(Extracted data entries)
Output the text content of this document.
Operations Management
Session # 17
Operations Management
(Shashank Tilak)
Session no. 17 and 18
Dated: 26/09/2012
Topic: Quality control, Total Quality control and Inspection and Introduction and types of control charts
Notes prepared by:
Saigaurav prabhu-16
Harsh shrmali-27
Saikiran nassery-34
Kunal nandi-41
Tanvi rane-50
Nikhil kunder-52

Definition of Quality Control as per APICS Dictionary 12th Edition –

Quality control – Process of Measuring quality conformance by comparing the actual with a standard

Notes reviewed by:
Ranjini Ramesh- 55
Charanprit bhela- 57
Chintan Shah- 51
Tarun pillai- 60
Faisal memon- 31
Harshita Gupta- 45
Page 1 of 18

• Directions
Go through the material and select each line with the string "Quality" in it.

• Worked answer
Topic: Quality control, Total Quality control and Inspection and Introduction and types of control charts
Definition of Quality Control as per APICS Dictionary 12th Edition –
Quality control – Process of Measuring quality conformance by comparing the actual with a standard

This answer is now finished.